Exercise task: Every entry below must appear again, exactly as written.

* Begin Task input *

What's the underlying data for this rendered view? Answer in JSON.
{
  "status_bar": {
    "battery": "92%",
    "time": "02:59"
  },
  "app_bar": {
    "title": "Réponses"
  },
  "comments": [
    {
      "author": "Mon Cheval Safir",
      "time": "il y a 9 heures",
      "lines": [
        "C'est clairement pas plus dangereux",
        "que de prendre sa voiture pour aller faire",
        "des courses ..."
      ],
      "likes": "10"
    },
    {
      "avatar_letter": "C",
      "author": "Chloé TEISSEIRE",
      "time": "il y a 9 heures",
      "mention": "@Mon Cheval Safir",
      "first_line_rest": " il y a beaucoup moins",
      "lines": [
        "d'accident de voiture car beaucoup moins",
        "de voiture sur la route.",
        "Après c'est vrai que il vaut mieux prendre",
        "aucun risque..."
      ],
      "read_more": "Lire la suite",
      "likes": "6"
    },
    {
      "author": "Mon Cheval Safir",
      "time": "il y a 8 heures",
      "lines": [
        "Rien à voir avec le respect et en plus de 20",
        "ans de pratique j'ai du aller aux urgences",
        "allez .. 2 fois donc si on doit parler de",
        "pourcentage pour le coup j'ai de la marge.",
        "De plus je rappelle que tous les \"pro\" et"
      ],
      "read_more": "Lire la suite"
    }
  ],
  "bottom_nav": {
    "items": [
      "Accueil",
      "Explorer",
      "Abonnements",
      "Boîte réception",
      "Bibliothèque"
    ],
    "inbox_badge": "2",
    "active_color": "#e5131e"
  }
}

* End Task input *

Solution for this problem:
What's the underlying data for this rendered view? Answer in JSON.
{
  "status_bar": {
    "battery": "92%",
    "time": "02:59"
  },
  "app_bar": {
    "title": "Réponses"
  },
  "comments": [
    {
      "author": "Mon Cheval Safir",
      "time": "il y a 9 heures",
      "lines": [
        "C'est clairement pas plus dangereux",
        "que de prendre sa voiture pour aller faire",
        "des courses ..."
      ],
      "likes": "10"
    },
    {
      "avatar_letter": "C",
      "author": "Chloé TEISSEIRE",
      "time": "il y a 9 heures",
      "mention": "@Mon Cheval Safir",
      "first_line_rest": " il y a beaucoup moins",
      "lines": [
        "d'accident de voiture car beaucoup moins",
        "de voiture sur la route.",
        "Après c'est vrai que il vaut mieux prendre",
        "aucun risque..."
      ],
      "read_more": "Lire la suite",
      "likes": "6"
    },
    {
      "author": "Mon Cheval Safir",
      "time": "il y a 8 heures",
      "lines": [
        "Rien à voir avec le respect et en plus de 20",
        "ans de pratique j'ai du aller aux urgences",
        "allez .. 2 fois donc si on doit parler de",
        "pourcentage pour le coup j'ai de la marge.",
        "De plus je rappelle que tous les \"pro\" et"
      ],
      "read_more": "Lire la suite"
    }
  ],
  "bottom_nav": {
    "items": [
      "Accueil",
      "Explorer",
      "Abonnements",
      "Boîte réception",
      "Bibliothèque"
    ],
    "inbox_badge": "2",
    "active_color": "#e5131e"
  }
}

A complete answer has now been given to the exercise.